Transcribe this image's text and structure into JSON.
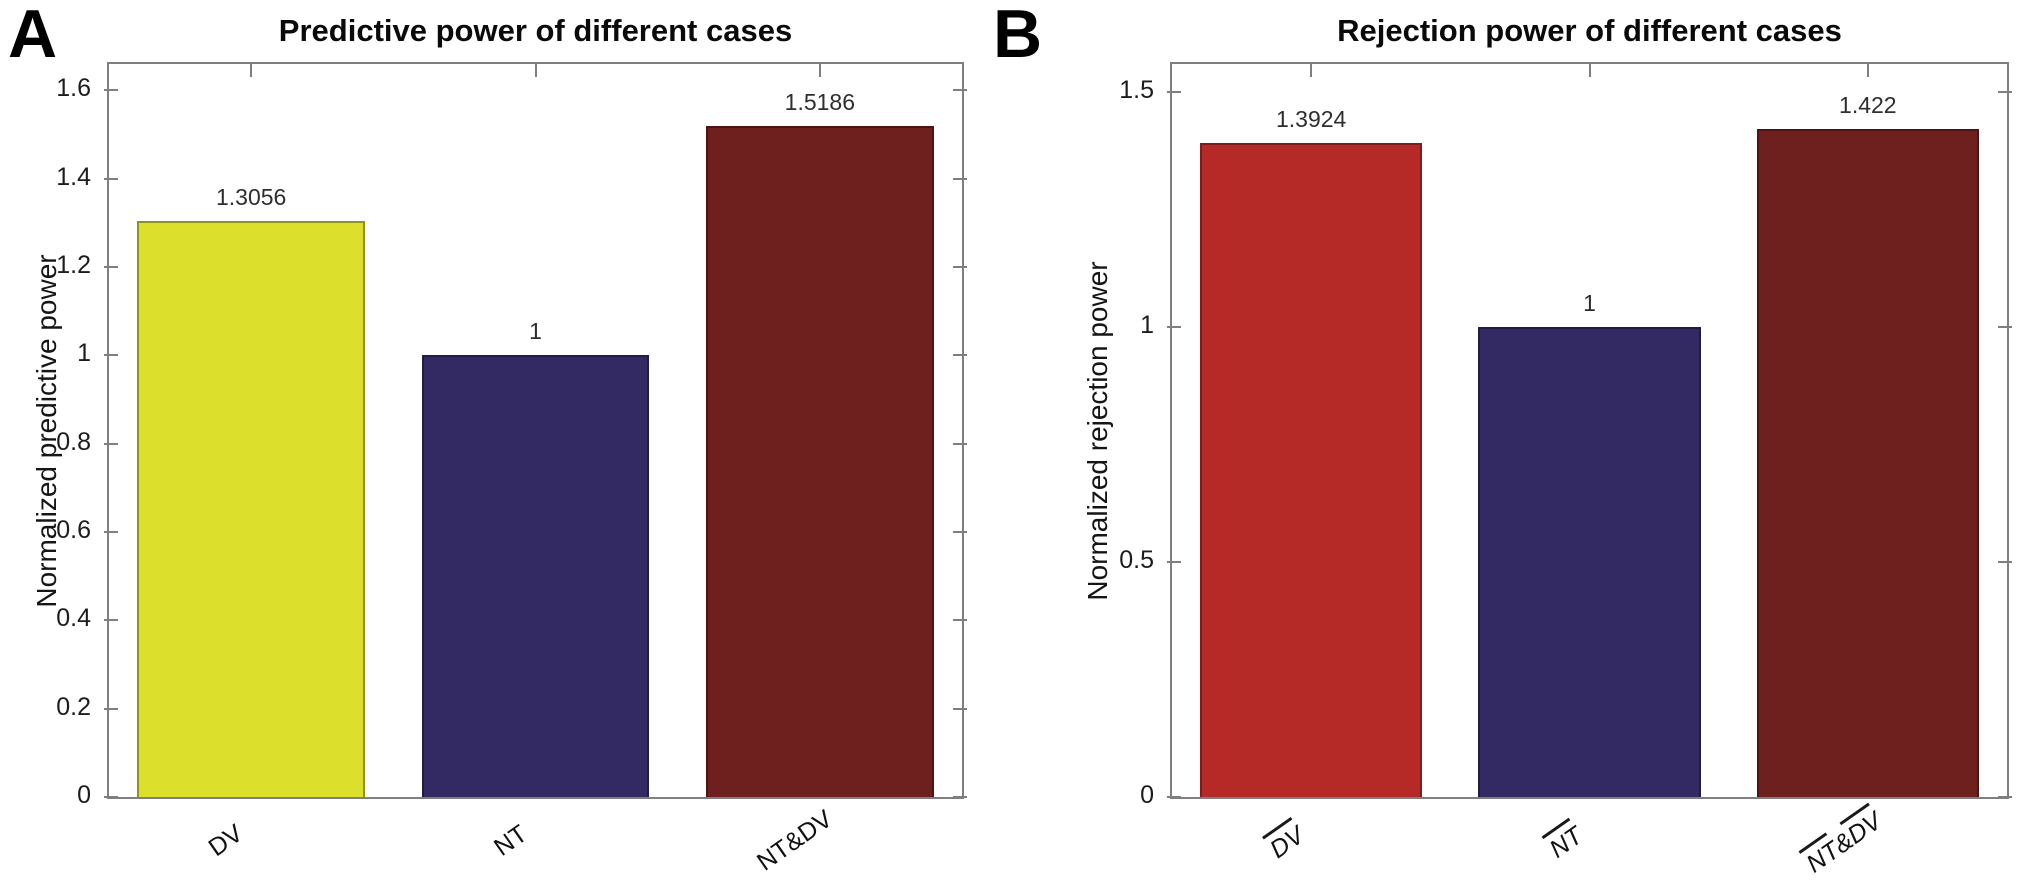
{
  "figure": {
    "background": "#ffffff",
    "spine_color": "#7f7f7f",
    "panel_count": 2
  },
  "chart_data": [
    {
      "type": "bar",
      "panel_letter": "A",
      "title": "Predictive power of different cases",
      "ylabel": "Normalized predictive power",
      "xlabel": "",
      "categories": [
        "DV",
        "NT",
        "NT&DV"
      ],
      "values": [
        1.3056,
        1,
        1.5186
      ],
      "value_labels": [
        "1.3056",
        "1",
        "1.5186"
      ],
      "bar_colors": [
        "#dcdf2b",
        "#342a63",
        "#6e201f"
      ],
      "bar_edge_colors": [
        "#8f921c",
        "#221a47",
        "#4c1514"
      ],
      "ylim": [
        0,
        1.66
      ],
      "yticks": [
        0,
        0.2,
        0.4,
        0.6,
        0.8,
        1,
        1.2,
        1.4,
        1.6
      ],
      "ytick_labels": [
        "0",
        "0.2",
        "0.4",
        "0.6",
        "0.8",
        "1",
        "1.2",
        "1.4",
        "1.6"
      ],
      "xticks": [
        {
          "italic": false,
          "segments": [
            {
              "text": "DV",
              "overline": false
            }
          ]
        },
        {
          "italic": false,
          "segments": [
            {
              "text": "NT",
              "overline": false
            }
          ]
        },
        {
          "italic": false,
          "segments": [
            {
              "text": "NT&DV",
              "overline": false
            }
          ]
        }
      ],
      "xtick_rotation_deg": -35,
      "bar_width_fraction": 0.8,
      "grid": false,
      "legend": "none"
    },
    {
      "type": "bar",
      "panel_letter": "B",
      "title": "Rejection power of different cases",
      "ylabel": "Normalized rejection power",
      "xlabel": "",
      "categories": [
        "DV",
        "NT",
        "NT & DV"
      ],
      "values": [
        1.3924,
        1,
        1.422
      ],
      "value_labels": [
        "1.3924",
        "1",
        "1.422"
      ],
      "bar_colors": [
        "#b52a27",
        "#342a63",
        "#6e201f"
      ],
      "bar_edge_colors": [
        "#7e1d1b",
        "#221a47",
        "#4c1514"
      ],
      "ylim": [
        0,
        1.56
      ],
      "yticks": [
        0,
        0.5,
        1,
        1.5
      ],
      "ytick_labels": [
        "0",
        "0.5",
        "1",
        "1.5"
      ],
      "xticks": [
        {
          "italic": true,
          "segments": [
            {
              "text": "DV",
              "overline": true
            }
          ]
        },
        {
          "italic": true,
          "segments": [
            {
              "text": "NT",
              "overline": true
            }
          ]
        },
        {
          "italic": true,
          "segments": [
            {
              "text": "NT",
              "overline": true
            },
            {
              "text": " & ",
              "overline": false
            },
            {
              "text": "DV",
              "overline": true
            }
          ]
        }
      ],
      "xtick_rotation_deg": -35,
      "bar_width_fraction": 0.8,
      "grid": false,
      "legend": "none"
    }
  ]
}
----
■ PROBLEM DETAILS ■
Print all the records again exactly; do not include any picture.

■ WRITTEN SOLUTION ■
Transcribe this image's text and structure into JSON.
{
  "figure": {
    "background": "#ffffff",
    "spine_color": "#7f7f7f",
    "panel_count": 2
  },
  "chart_data": [
    {
      "type": "bar",
      "panel_letter": "A",
      "title": "Predictive power of different cases",
      "ylabel": "Normalized predictive power",
      "xlabel": "",
      "categories": [
        "DV",
        "NT",
        "NT&DV"
      ],
      "values": [
        1.3056,
        1,
        1.5186
      ],
      "value_labels": [
        "1.3056",
        "1",
        "1.5186"
      ],
      "bar_colors": [
        "#dcdf2b",
        "#342a63",
        "#6e201f"
      ],
      "bar_edge_colors": [
        "#8f921c",
        "#221a47",
        "#4c1514"
      ],
      "ylim": [
        0,
        1.66
      ],
      "yticks": [
        0,
        0.2,
        0.4,
        0.6,
        0.8,
        1,
        1.2,
        1.4,
        1.6
      ],
      "ytick_labels": [
        "0",
        "0.2",
        "0.4",
        "0.6",
        "0.8",
        "1",
        "1.2",
        "1.4",
        "1.6"
      ],
      "xticks": [
        {
          "italic": false,
          "segments": [
            {
              "text": "DV",
              "overline": false
            }
          ]
        },
        {
          "italic": false,
          "segments": [
            {
              "text": "NT",
              "overline": false
            }
          ]
        },
        {
          "italic": false,
          "segments": [
            {
              "text": "NT&DV",
              "overline": false
            }
          ]
        }
      ],
      "xtick_rotation_deg": -35,
      "bar_width_fraction": 0.8,
      "grid": false,
      "legend": "none"
    },
    {
      "type": "bar",
      "panel_letter": "B",
      "title": "Rejection power of different cases",
      "ylabel": "Normalized rejection power",
      "xlabel": "",
      "categories": [
        "DV",
        "NT",
        "NT & DV"
      ],
      "values": [
        1.3924,
        1,
        1.422
      ],
      "value_labels": [
        "1.3924",
        "1",
        "1.422"
      ],
      "bar_colors": [
        "#b52a27",
        "#342a63",
        "#6e201f"
      ],
      "bar_edge_colors": [
        "#7e1d1b",
        "#221a47",
        "#4c1514"
      ],
      "ylim": [
        0,
        1.56
      ],
      "yticks": [
        0,
        0.5,
        1,
        1.5
      ],
      "ytick_labels": [
        "0",
        "0.5",
        "1",
        "1.5"
      ],
      "xticks": [
        {
          "italic": true,
          "segments": [
            {
              "text": "DV",
              "overline": true
            }
          ]
        },
        {
          "italic": true,
          "segments": [
            {
              "text": "NT",
              "overline": true
            }
          ]
        },
        {
          "italic": true,
          "segments": [
            {
              "text": "NT",
              "overline": true
            },
            {
              "text": " & ",
              "overline": false
            },
            {
              "text": "DV",
              "overline": true
            }
          ]
        }
      ],
      "xtick_rotation_deg": -35,
      "bar_width_fraction": 0.8,
      "grid": false,
      "legend": "none"
    }
  ]
}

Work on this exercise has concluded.